Data entries:
┄┄┄┄┄┄
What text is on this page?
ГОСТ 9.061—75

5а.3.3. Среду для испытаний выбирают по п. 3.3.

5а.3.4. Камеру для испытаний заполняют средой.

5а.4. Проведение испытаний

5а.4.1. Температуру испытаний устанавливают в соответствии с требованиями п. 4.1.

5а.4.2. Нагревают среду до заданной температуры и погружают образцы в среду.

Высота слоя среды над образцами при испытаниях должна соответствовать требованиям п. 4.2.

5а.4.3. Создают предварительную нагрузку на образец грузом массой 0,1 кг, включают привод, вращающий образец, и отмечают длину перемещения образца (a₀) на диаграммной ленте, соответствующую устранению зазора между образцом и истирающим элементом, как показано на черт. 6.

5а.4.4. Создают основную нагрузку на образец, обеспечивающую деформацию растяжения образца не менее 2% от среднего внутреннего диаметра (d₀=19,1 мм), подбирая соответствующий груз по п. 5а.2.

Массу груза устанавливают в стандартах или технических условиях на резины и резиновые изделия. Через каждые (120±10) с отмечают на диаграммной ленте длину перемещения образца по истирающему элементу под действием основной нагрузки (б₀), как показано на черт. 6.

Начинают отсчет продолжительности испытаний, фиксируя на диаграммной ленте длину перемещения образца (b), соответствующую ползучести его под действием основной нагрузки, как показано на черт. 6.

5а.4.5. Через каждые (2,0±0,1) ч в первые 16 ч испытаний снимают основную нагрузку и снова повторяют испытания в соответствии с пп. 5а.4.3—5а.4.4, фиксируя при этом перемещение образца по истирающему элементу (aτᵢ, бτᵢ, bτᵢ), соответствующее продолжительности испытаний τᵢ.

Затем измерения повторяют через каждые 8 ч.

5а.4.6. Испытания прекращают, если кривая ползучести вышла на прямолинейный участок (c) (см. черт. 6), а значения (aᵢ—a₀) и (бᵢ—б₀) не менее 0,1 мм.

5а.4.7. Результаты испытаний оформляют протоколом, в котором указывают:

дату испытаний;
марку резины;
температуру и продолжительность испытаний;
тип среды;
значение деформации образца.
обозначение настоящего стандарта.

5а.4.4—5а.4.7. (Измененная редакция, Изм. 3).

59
┄┄┄┄┄┄
- _To do_
Write out the entire listing exactly.

- _Output for this exercise_
What text is on this page?
ГОСТ 9.061—75

5а.3.3. Среду для испытаний выбирают по п. 3.3.

5а.3.4. Камеру для испытаний заполняют средой.

5а.4. Проведение испытаний

5а.4.1. Температуру испытаний устанавливают в соответствии с требованиями п. 4.1.

5а.4.2. Нагревают среду до заданной температуры и погружают образцы в среду.

Высота слоя среды над образцами при испытаниях должна соответствовать требованиям п. 4.2.

5а.4.3. Создают предварительную нагрузку на образец грузом массой 0,1 кг, включают привод, вращающий образец, и отмечают длину перемещения образца (a₀) на диаграммной ленте, соответствующую устранению зазора между образцом и истирающим элементом, как показано на черт. 6.

5а.4.4. Создают основную нагрузку на образец, обеспечивающую деформацию растяжения образца не менее 2% от среднего внутреннего диаметра (d₀=19,1 мм), подбирая соответствующий груз по п. 5а.2.

Массу груза устанавливают в стандартах или технических условиях на резины и резиновые изделия. Через каждые (120±10) с отмечают на диаграммной ленте длину перемещения образца по истирающему элементу под действием основной нагрузки (б₀), как показано на черт. 6.

Начинают отсчет продолжительности испытаний, фиксируя на диаграммной ленте длину перемещения образца (b), соответствующую ползучести его под действием основной нагрузки, как показано на черт. 6.

5а.4.5. Через каждые (2,0±0,1) ч в первые 16 ч испытаний снимают основную нагрузку и снова повторяют испытания в соответствии с пп. 5а.4.3—5а.4.4, фиксируя при этом перемещение образца по истирающему элементу (aτᵢ, бτᵢ, bτᵢ), соответствующее продолжительности испытаний τᵢ.

Затем измерения повторяют через каждые 8 ч.

5а.4.6. Испытания прекращают, если кривая ползучести вышла на прямолинейный участок (c) (см. черт. 6), а значения (aᵢ—a₀) и (бᵢ—б₀) не менее 0,1 мм.

5а.4.7. Результаты испытаний оформляют протоколом, в котором указывают:

дату испытаний;
марку резины;
температуру и продолжительность испытаний;
тип среды;
значение деформации образца.
обозначение настоящего стандарта.

5а.4.4—5а.4.7. (Измененная редакция, Изм. 3).

59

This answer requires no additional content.